Data excerpts:
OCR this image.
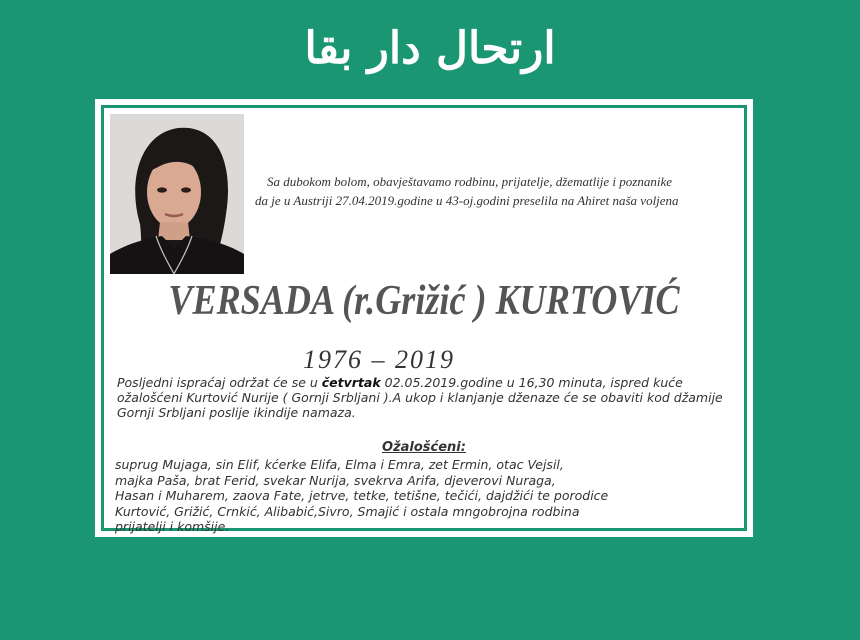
ارتحال دار بقا
Sa dubokom bolom, obavještavamo rodbinu, prijatelje, džematlije i poznanike
da je u Austriji 27.04.2019.godine u 43-oj.godini preselila na Ahiret naša voljena
VERSADA (r.Grižić ) KURTOVIĆ
1976 – 2019
Posljedni ispraćaj održat će se u četvrtak 02.05.2019.godine u 16,30 minuta, ispred kuće ožalošćeni Kurtović Nurije ( Gornji Srbljani ).A ukop i klanjanje dženaze će se obaviti kod džamije Gornji Srbljani poslije ikindije namaza.
Ožalošćeni:
suprug Mujaga, sin Elif, kćerke Elifa, Elma i Emra, zet Ermin, otac Vejsil,
majka Paša, brat Ferid, svekar Nurija, svekrva Arifa, djeverovi Nuraga,
Hasan i Muharem, zaova Fate, jetrve, tetke, tetišne, tečići, dajdžići te porodice
Kurtović, Grižić, Crnkić, Alibabić,Sivro, Smajić i ostala mngobrojna rodbina
prijatelji i komšije.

▸ **Given request**
Look through the entries above and report the number of lines that contain "Grižić". Write only the number.

▸ **Complete response**
2